GOAL OF THE EXERCISE >>
Count every line that holds the string "British", then give that number alone.

(Data records)
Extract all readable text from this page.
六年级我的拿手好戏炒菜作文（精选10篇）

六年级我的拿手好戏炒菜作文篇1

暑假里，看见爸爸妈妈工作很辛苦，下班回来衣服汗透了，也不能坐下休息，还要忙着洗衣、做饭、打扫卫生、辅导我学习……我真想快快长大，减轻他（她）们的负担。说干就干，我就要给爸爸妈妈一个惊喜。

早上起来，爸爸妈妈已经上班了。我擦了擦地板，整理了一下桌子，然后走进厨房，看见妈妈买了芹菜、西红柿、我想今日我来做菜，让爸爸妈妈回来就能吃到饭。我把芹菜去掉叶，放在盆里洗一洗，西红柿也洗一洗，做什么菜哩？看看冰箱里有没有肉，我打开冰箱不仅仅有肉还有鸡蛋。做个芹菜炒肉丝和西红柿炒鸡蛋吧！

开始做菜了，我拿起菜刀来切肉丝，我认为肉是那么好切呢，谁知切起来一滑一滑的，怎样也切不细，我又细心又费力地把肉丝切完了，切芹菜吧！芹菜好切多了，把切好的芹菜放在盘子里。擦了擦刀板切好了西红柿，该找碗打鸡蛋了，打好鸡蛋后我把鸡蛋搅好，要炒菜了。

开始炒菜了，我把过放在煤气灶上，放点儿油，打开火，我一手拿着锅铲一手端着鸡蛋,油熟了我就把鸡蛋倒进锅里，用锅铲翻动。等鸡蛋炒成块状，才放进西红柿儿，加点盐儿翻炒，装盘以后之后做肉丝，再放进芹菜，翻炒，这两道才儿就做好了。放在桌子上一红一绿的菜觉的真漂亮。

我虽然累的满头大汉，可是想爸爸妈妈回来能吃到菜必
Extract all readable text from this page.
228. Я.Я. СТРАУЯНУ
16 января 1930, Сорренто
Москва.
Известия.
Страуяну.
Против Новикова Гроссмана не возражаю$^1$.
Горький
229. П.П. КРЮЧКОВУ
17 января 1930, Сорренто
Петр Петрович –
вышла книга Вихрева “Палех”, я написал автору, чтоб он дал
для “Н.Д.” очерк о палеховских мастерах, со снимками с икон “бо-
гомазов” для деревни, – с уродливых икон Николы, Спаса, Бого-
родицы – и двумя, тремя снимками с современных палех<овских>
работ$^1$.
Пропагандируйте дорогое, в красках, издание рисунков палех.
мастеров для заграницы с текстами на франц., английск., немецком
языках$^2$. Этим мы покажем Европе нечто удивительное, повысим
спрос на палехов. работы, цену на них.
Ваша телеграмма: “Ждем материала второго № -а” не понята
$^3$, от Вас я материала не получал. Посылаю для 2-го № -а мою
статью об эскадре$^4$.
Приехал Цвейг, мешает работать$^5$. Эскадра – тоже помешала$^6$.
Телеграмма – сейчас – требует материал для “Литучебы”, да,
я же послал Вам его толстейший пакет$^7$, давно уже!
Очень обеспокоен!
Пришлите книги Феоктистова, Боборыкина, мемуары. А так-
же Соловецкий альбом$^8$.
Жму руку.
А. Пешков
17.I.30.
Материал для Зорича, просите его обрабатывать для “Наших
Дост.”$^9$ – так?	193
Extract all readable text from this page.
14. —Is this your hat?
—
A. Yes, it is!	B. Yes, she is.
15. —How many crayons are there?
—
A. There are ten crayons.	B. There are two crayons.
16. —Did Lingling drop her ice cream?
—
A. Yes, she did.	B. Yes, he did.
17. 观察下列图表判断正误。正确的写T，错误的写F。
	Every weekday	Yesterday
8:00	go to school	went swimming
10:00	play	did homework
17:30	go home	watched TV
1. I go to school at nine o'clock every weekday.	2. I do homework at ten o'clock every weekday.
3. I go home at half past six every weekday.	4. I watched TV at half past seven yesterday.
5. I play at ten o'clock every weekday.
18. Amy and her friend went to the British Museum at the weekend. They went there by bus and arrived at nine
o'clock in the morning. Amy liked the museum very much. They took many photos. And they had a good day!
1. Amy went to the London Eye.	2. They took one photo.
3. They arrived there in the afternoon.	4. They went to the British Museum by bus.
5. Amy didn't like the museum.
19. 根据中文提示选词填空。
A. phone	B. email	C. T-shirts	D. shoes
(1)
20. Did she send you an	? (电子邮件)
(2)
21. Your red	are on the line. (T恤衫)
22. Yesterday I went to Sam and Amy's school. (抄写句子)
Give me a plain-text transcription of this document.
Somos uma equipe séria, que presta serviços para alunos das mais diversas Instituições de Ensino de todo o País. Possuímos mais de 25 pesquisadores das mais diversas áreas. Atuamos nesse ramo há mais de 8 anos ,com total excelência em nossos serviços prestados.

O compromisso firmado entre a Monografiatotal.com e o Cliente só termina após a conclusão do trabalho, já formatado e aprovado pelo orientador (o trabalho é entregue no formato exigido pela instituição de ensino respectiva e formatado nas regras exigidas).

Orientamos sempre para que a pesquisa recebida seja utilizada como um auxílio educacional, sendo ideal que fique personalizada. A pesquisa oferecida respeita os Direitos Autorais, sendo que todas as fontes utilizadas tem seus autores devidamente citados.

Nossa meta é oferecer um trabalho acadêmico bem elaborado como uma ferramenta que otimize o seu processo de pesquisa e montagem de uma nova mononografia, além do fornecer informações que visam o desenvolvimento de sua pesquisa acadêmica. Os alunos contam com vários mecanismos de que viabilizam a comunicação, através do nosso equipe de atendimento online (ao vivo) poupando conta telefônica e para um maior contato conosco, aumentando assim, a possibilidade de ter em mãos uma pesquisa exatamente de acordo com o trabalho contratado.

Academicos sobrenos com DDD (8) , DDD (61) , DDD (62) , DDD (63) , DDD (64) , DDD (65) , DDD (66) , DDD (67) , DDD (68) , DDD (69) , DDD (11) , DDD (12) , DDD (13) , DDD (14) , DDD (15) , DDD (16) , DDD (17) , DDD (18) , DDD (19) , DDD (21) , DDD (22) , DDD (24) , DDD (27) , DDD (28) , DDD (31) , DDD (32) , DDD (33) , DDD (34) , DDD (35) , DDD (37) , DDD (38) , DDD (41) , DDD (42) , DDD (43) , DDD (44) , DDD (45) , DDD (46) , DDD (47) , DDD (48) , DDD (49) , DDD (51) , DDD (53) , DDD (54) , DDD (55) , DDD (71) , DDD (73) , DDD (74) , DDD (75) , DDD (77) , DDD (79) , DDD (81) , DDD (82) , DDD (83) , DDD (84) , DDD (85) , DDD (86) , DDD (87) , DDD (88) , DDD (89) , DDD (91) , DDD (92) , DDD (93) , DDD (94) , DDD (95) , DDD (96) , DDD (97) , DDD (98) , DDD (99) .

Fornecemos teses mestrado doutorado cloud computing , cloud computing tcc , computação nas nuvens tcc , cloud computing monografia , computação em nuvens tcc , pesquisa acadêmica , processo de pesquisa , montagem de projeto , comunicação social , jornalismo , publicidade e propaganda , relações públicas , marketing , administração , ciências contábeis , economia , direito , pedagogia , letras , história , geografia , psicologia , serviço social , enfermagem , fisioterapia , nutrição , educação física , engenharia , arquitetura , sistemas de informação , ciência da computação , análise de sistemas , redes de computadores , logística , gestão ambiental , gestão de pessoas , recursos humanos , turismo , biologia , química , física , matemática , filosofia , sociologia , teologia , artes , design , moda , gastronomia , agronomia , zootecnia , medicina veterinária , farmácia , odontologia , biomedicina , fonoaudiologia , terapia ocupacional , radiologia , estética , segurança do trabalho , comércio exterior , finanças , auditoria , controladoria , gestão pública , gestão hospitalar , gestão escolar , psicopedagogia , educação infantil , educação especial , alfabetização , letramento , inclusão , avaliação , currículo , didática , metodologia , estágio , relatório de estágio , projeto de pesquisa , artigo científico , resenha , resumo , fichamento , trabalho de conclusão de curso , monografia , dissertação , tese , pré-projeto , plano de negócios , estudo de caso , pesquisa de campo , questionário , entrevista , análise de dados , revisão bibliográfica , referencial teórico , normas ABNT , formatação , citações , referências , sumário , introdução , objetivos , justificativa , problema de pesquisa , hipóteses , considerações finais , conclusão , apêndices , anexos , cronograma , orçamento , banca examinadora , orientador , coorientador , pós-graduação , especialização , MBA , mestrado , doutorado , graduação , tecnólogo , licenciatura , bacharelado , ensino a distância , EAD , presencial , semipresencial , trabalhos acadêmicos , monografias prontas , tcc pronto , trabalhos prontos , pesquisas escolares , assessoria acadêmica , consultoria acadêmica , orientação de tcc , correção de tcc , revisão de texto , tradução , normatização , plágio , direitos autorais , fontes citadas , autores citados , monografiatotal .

THE REPLY >>
2